* BEGIN The records *

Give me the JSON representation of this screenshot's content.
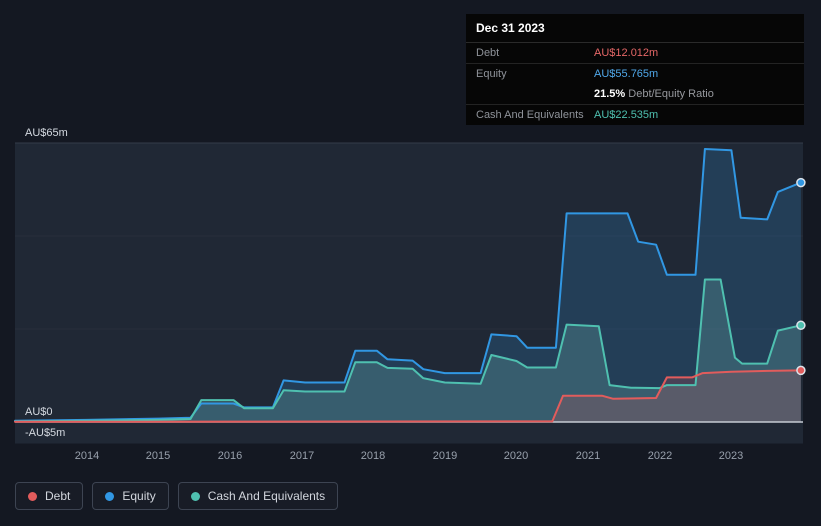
{
  "tooltip": {
    "date": "Dec 31 2023",
    "rows": [
      {
        "label": "Debt",
        "value": "AU$12.012m",
        "color": "#e56767"
      },
      {
        "label": "Equity",
        "value": "AU$55.765m",
        "color": "#50a8ea"
      },
      {
        "label": "Cash And Equivalents",
        "value": "AU$22.535m",
        "color": "#4fc0b0"
      }
    ],
    "ratio": {
      "percent": "21.5%",
      "text": "Debt/Equity Ratio"
    }
  },
  "legend": {
    "items": [
      {
        "label": "Debt",
        "color": "#e25c5c"
      },
      {
        "label": "Equity",
        "color": "#3197e3"
      },
      {
        "label": "Cash And Equivalents",
        "color": "#4fc0b0"
      }
    ]
  },
  "chart_data": {
    "type": "area",
    "x_range": [
      2013.0,
      2024.0
    ],
    "y_range": [
      -5,
      65
    ],
    "y_gridlines": [
      65,
      43.33,
      21.67,
      0
    ],
    "y_ticks": [
      {
        "label": "AU$65m",
        "value": 65
      },
      {
        "label": "AU$0",
        "value": 0
      },
      {
        "label": "-AU$5m",
        "value": -5
      }
    ],
    "x_ticks": [
      "2014",
      "2015",
      "2016",
      "2017",
      "2018",
      "2019",
      "2020",
      "2021",
      "2022",
      "2023"
    ],
    "colors": {
      "plot_bg": "#202835",
      "grid": "#272e3b",
      "grid_strong": "#343b49",
      "zero_line": "#c6cbd3"
    },
    "series": [
      {
        "id": "equity",
        "name": "Equity",
        "color": "#3197e3",
        "fill": "rgba(49,151,227,0.20)",
        "points": [
          [
            2013.0,
            0.3
          ],
          [
            2014.0,
            0.5
          ],
          [
            2015.0,
            0.8
          ],
          [
            2015.45,
            1.0
          ],
          [
            2015.6,
            4.3
          ],
          [
            2016.05,
            4.3
          ],
          [
            2016.2,
            3.4
          ],
          [
            2016.6,
            3.4
          ],
          [
            2016.75,
            9.7
          ],
          [
            2017.05,
            9.2
          ],
          [
            2017.6,
            9.2
          ],
          [
            2017.75,
            16.6
          ],
          [
            2018.05,
            16.6
          ],
          [
            2018.2,
            14.6
          ],
          [
            2018.55,
            14.3
          ],
          [
            2018.7,
            12.3
          ],
          [
            2019.0,
            11.4
          ],
          [
            2019.5,
            11.4
          ],
          [
            2019.65,
            20.4
          ],
          [
            2020.0,
            20.0
          ],
          [
            2020.15,
            17.3
          ],
          [
            2020.55,
            17.3
          ],
          [
            2020.7,
            48.6
          ],
          [
            2021.55,
            48.6
          ],
          [
            2021.7,
            42.0
          ],
          [
            2021.95,
            41.3
          ],
          [
            2022.1,
            34.3
          ],
          [
            2022.5,
            34.3
          ],
          [
            2022.63,
            63.6
          ],
          [
            2023.0,
            63.3
          ],
          [
            2023.13,
            47.6
          ],
          [
            2023.5,
            47.2
          ],
          [
            2023.65,
            53.6
          ],
          [
            2023.97,
            55.765
          ]
        ]
      },
      {
        "id": "cash",
        "name": "Cash And Equivalents",
        "color": "#4fc0b0",
        "fill": "rgba(127,205,197,0.22)",
        "points": [
          [
            2013.0,
            0.15
          ],
          [
            2014.0,
            0.3
          ],
          [
            2015.0,
            0.5
          ],
          [
            2015.45,
            0.7
          ],
          [
            2015.6,
            5.1
          ],
          [
            2016.05,
            5.1
          ],
          [
            2016.2,
            3.2
          ],
          [
            2016.6,
            3.2
          ],
          [
            2016.75,
            7.4
          ],
          [
            2017.05,
            7.1
          ],
          [
            2017.6,
            7.1
          ],
          [
            2017.75,
            13.9
          ],
          [
            2018.05,
            13.9
          ],
          [
            2018.2,
            12.6
          ],
          [
            2018.55,
            12.4
          ],
          [
            2018.7,
            10.2
          ],
          [
            2019.0,
            9.2
          ],
          [
            2019.5,
            8.9
          ],
          [
            2019.65,
            15.6
          ],
          [
            2020.0,
            14.2
          ],
          [
            2020.15,
            12.7
          ],
          [
            2020.55,
            12.7
          ],
          [
            2020.7,
            22.7
          ],
          [
            2021.15,
            22.3
          ],
          [
            2021.3,
            8.6
          ],
          [
            2021.6,
            8.0
          ],
          [
            2022.0,
            7.9
          ],
          [
            2022.1,
            8.6
          ],
          [
            2022.5,
            8.6
          ],
          [
            2022.63,
            33.2
          ],
          [
            2022.85,
            33.2
          ],
          [
            2023.05,
            15.0
          ],
          [
            2023.15,
            13.6
          ],
          [
            2023.5,
            13.6
          ],
          [
            2023.65,
            21.3
          ],
          [
            2023.97,
            22.535
          ]
        ]
      },
      {
        "id": "debt",
        "name": "Debt",
        "color": "#e25c5c",
        "fill": "rgba(226,87,87,0.20)",
        "points": [
          [
            2013.0,
            0.05
          ],
          [
            2016.0,
            0.1
          ],
          [
            2020.5,
            0.15
          ],
          [
            2020.65,
            6.1
          ],
          [
            2021.2,
            6.1
          ],
          [
            2021.35,
            5.4
          ],
          [
            2021.95,
            5.6
          ],
          [
            2022.1,
            10.4
          ],
          [
            2022.45,
            10.4
          ],
          [
            2022.6,
            11.4
          ],
          [
            2023.0,
            11.7
          ],
          [
            2023.5,
            11.9
          ],
          [
            2023.97,
            12.012
          ]
        ]
      }
    ]
  }
}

* END The records *

Exercise details: All records above are to be printed exactly, minus the pictures they contain.

Task result:
Give me the JSON representation of this screenshot's content.
{
  "tooltip": {
    "date": "Dec 31 2023",
    "rows": [
      {
        "label": "Debt",
        "value": "AU$12.012m",
        "color": "#e56767"
      },
      {
        "label": "Equity",
        "value": "AU$55.765m",
        "color": "#50a8ea"
      },
      {
        "label": "Cash And Equivalents",
        "value": "AU$22.535m",
        "color": "#4fc0b0"
      }
    ],
    "ratio": {
      "percent": "21.5%",
      "text": "Debt/Equity Ratio"
    }
  },
  "legend": {
    "items": [
      {
        "label": "Debt",
        "color": "#e25c5c"
      },
      {
        "label": "Equity",
        "color": "#3197e3"
      },
      {
        "label": "Cash And Equivalents",
        "color": "#4fc0b0"
      }
    ]
  },
  "chart_data": {
    "type": "area",
    "x_range": [
      2013.0,
      2024.0
    ],
    "y_range": [
      -5,
      65
    ],
    "y_gridlines": [
      65,
      43.33,
      21.67,
      0
    ],
    "y_ticks": [
      {
        "label": "AU$65m",
        "value": 65
      },
      {
        "label": "AU$0",
        "value": 0
      },
      {
        "label": "-AU$5m",
        "value": -5
      }
    ],
    "x_ticks": [
      "2014",
      "2015",
      "2016",
      "2017",
      "2018",
      "2019",
      "2020",
      "2021",
      "2022",
      "2023"
    ],
    "colors": {
      "plot_bg": "#202835",
      "grid": "#272e3b",
      "grid_strong": "#343b49",
      "zero_line": "#c6cbd3"
    },
    "series": [
      {
        "id": "equity",
        "name": "Equity",
        "color": "#3197e3",
        "fill": "rgba(49,151,227,0.20)",
        "points": [
          [
            2013.0,
            0.3
          ],
          [
            2014.0,
            0.5
          ],
          [
            2015.0,
            0.8
          ],
          [
            2015.45,
            1.0
          ],
          [
            2015.6,
            4.3
          ],
          [
            2016.05,
            4.3
          ],
          [
            2016.2,
            3.4
          ],
          [
            2016.6,
            3.4
          ],
          [
            2016.75,
            9.7
          ],
          [
            2017.05,
            9.2
          ],
          [
            2017.6,
            9.2
          ],
          [
            2017.75,
            16.6
          ],
          [
            2018.05,
            16.6
          ],
          [
            2018.2,
            14.6
          ],
          [
            2018.55,
            14.3
          ],
          [
            2018.7,
            12.3
          ],
          [
            2019.0,
            11.4
          ],
          [
            2019.5,
            11.4
          ],
          [
            2019.65,
            20.4
          ],
          [
            2020.0,
            20.0
          ],
          [
            2020.15,
            17.3
          ],
          [
            2020.55,
            17.3
          ],
          [
            2020.7,
            48.6
          ],
          [
            2021.55,
            48.6
          ],
          [
            2021.7,
            42.0
          ],
          [
            2021.95,
            41.3
          ],
          [
            2022.1,
            34.3
          ],
          [
            2022.5,
            34.3
          ],
          [
            2022.63,
            63.6
          ],
          [
            2023.0,
            63.3
          ],
          [
            2023.13,
            47.6
          ],
          [
            2023.5,
            47.2
          ],
          [
            2023.65,
            53.6
          ],
          [
            2023.97,
            55.765
          ]
        ]
      },
      {
        "id": "cash",
        "name": "Cash And Equivalents",
        "color": "#4fc0b0",
        "fill": "rgba(127,205,197,0.22)",
        "points": [
          [
            2013.0,
            0.15
          ],
          [
            2014.0,
            0.3
          ],
          [
            2015.0,
            0.5
          ],
          [
            2015.45,
            0.7
          ],
          [
            2015.6,
            5.1
          ],
          [
            2016.05,
            5.1
          ],
          [
            2016.2,
            3.2
          ],
          [
            2016.6,
            3.2
          ],
          [
            2016.75,
            7.4
          ],
          [
            2017.05,
            7.1
          ],
          [
            2017.6,
            7.1
          ],
          [
            2017.75,
            13.9
          ],
          [
            2018.05,
            13.9
          ],
          [
            2018.2,
            12.6
          ],
          [
            2018.55,
            12.4
          ],
          [
            2018.7,
            10.2
          ],
          [
            2019.0,
            9.2
          ],
          [
            2019.5,
            8.9
          ],
          [
            2019.65,
            15.6
          ],
          [
            2020.0,
            14.2
          ],
          [
            2020.15,
            12.7
          ],
          [
            2020.55,
            12.7
          ],
          [
            2020.7,
            22.7
          ],
          [
            2021.15,
            22.3
          ],
          [
            2021.3,
            8.6
          ],
          [
            2021.6,
            8.0
          ],
          [
            2022.0,
            7.9
          ],
          [
            2022.1,
            8.6
          ],
          [
            2022.5,
            8.6
          ],
          [
            2022.63,
            33.2
          ],
          [
            2022.85,
            33.2
          ],
          [
            2023.05,
            15.0
          ],
          [
            2023.15,
            13.6
          ],
          [
            2023.5,
            13.6
          ],
          [
            2023.65,
            21.3
          ],
          [
            2023.97,
            22.535
          ]
        ]
      },
      {
        "id": "debt",
        "name": "Debt",
        "color": "#e25c5c",
        "fill": "rgba(226,87,87,0.20)",
        "points": [
          [
            2013.0,
            0.05
          ],
          [
            2016.0,
            0.1
          ],
          [
            2020.5,
            0.15
          ],
          [
            2020.65,
            6.1
          ],
          [
            2021.2,
            6.1
          ],
          [
            2021.35,
            5.4
          ],
          [
            2021.95,
            5.6
          ],
          [
            2022.1,
            10.4
          ],
          [
            2022.45,
            10.4
          ],
          [
            2022.6,
            11.4
          ],
          [
            2023.0,
            11.7
          ],
          [
            2023.5,
            11.9
          ],
          [
            2023.97,
            12.012
          ]
        ]
      }
    ]
  }
}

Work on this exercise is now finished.